Continue the yoga blog text, starting right after its last sentence.

(Page extract)

Yoga can help so much with being where you are. Living in the body you have, accepting that the journey is one of getting to know that body, becoming familiar and continuing to explore the world through the means available in the body and the mind. What else is there for us to use? Of course our senses can be developed in different ways, our skills and abilities take us in different directions, but fundamentally we live in the body and make the choice to be present or work to absent ourselves.

Again tonight in class I was struck that just being present is the whole point of practice. It's not about losing oneself, but actually finding and being oneself. It is useful to draw attention to the continuous expanding and contracting that is the breath in every movement. It reflects our energy and release. It helps to focus the mind when we draw our gaze back to the undulations of breath in motion, to laugh at the forgetting and remember again. It was like standing on the train, open and loose, flowing with the train on the tracks, breathing with the car full of people, even wearing earphones and reading e-books, playing electronic games and ignoring their own presence. The difference that was enormous though was that the students were glowing blooms in the fading light of dusk, each breathing, taking the time to be, finding the way to open to that sweetness in the moment. Even when the going got demanding, or they were stumbling into the unknown, they were finding themselves. What a beautiful way to discover that even though we take the chattering mind wherever we go, we can stop and set that down, let that go, and breathe right where we are - wherever that is.

Friday, August 27, 2010

Container for the Breath

It is difficult at times to really understand mortality, the temporary nature of the life in which I am so totally immersed. At the very moment that I am coming to fathom interdependence and the conditional nature of everything, I am challenged to understand myself as eternal. Okay, I do get that conceptually, and even the laws of physics encourage me to think about matter forever transforming in its particular shapes or definitions but not disappearing in its most essential aspects.

(End Page extract)
(The data)

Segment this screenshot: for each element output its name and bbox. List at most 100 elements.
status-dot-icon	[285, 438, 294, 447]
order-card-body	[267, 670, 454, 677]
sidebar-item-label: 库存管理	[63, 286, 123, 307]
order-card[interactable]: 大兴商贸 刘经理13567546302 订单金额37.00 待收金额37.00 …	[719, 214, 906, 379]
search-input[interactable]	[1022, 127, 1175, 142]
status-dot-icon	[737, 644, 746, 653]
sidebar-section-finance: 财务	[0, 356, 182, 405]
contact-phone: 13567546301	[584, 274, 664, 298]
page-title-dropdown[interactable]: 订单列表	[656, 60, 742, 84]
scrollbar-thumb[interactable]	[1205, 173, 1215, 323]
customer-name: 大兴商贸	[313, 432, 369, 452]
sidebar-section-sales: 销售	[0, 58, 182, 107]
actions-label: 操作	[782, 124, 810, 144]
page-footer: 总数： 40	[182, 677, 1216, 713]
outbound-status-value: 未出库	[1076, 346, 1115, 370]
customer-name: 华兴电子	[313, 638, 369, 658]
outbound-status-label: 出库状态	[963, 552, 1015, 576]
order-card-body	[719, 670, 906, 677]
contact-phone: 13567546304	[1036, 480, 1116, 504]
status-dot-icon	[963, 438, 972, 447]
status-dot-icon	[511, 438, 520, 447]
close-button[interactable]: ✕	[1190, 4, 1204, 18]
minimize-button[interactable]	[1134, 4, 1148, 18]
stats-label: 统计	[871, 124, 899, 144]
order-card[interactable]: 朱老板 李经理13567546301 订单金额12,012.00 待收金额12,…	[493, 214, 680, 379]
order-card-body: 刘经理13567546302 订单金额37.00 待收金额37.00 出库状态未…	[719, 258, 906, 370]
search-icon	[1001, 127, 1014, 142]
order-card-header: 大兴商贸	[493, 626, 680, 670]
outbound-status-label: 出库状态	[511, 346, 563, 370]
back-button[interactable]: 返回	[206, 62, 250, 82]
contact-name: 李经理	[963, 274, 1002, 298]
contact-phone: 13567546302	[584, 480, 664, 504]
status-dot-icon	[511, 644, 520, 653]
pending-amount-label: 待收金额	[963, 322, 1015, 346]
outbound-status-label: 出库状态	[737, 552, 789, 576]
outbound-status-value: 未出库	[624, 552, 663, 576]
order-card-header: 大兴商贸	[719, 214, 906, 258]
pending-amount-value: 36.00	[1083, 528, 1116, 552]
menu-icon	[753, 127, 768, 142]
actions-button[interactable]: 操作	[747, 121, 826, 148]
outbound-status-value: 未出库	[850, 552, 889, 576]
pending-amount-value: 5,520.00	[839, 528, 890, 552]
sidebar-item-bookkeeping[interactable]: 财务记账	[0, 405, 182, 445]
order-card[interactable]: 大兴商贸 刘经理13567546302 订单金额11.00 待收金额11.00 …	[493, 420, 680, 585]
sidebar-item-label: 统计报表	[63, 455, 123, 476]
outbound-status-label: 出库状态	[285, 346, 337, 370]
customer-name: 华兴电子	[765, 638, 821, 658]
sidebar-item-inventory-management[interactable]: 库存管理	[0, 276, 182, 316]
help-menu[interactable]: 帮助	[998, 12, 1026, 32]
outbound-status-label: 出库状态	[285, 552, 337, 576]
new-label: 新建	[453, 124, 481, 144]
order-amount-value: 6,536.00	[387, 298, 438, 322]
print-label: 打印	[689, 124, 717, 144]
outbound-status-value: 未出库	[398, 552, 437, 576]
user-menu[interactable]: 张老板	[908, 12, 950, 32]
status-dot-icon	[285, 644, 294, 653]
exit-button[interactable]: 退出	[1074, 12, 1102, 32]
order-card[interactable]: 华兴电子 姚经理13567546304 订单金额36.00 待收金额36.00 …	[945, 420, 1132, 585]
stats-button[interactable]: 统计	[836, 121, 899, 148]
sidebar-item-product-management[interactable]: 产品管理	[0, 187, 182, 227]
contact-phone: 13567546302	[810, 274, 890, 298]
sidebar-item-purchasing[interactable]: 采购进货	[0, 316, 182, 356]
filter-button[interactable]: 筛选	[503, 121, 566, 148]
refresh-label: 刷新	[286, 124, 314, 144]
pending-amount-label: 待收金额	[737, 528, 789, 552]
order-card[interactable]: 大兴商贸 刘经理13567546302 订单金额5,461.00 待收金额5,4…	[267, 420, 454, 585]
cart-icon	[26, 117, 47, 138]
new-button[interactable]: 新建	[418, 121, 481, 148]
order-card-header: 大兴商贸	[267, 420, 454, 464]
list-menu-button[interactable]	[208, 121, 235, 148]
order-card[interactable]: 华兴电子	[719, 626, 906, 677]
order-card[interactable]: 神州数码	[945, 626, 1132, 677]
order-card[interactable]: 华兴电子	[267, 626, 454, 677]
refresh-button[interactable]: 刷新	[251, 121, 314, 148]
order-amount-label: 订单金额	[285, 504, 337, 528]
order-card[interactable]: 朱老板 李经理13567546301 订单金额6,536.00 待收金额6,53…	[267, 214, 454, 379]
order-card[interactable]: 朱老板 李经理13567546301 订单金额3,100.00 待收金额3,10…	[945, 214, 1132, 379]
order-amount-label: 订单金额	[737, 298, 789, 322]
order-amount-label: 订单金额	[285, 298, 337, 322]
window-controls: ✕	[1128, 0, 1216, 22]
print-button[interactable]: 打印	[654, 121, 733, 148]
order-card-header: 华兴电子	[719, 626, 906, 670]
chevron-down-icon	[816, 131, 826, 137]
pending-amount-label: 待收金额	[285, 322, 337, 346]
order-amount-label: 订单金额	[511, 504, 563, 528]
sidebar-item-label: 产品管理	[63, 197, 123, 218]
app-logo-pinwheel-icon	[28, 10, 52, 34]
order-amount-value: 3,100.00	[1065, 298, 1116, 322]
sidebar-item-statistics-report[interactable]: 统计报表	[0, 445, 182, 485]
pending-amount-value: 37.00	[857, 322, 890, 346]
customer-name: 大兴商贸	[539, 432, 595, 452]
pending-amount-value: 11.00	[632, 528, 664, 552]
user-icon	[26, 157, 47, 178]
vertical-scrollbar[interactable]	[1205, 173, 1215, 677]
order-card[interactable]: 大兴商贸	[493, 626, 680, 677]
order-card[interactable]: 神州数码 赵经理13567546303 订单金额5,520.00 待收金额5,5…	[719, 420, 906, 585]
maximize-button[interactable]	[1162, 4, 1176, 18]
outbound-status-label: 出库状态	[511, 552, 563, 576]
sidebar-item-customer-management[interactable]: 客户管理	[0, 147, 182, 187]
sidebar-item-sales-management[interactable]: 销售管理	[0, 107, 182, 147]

(End The data)

▸ **Output of the task**:
My strongest help in all of this is the breath itself. I can so completely understand myself as a container for the breath. The air, the particles and the movements of the air, are part of me. What I breathe in, I become. What I breathe out, I release. Today I was sanding ancient paint off a century old door that will open one of these days into my small upstate yoga studio. I wore a significant mask, not just the flimsy filter type. The idea was that I was not going to breath in the little particles sent flying by my sandpaper. I took this action because we now know that what we breathe in, we absorb into our cells, with varying effects and I wanted to avoid the effects of breathing lead paint chips.


So now I watch the wind blow through the leaves; I feel it cooling me as I work in the yard. I know in a profound way that it will blow through me too. My substance in this format is here now. My lungs drawing and expelling the air define me as a living creature. When that stops, I will not be this living creature any more. Yet the air will continue to bellow in and out of all the other living beings in any given moment in time. Sometimes I find small fossils in the rocks around me here in Gilboa, NY. They were also breathing in their day. Their essential qualities still exist in some format, not just the imprint they left here when all was under the sea so many years ago. And so I understand that my own aspects will remain, not just the ash I may become, or the particles of earth and dust, not just in the effects I may have had on others who live beyond my own years here.

Breathing helps me be present in this moment fully. That is fundamentally why I begin every yoga practice and every class I teach by drawing attention to the breath itself. In every moment the breath informs me of my mortality and my immortality; allowing me to understand the conditional world, and the eternal as well.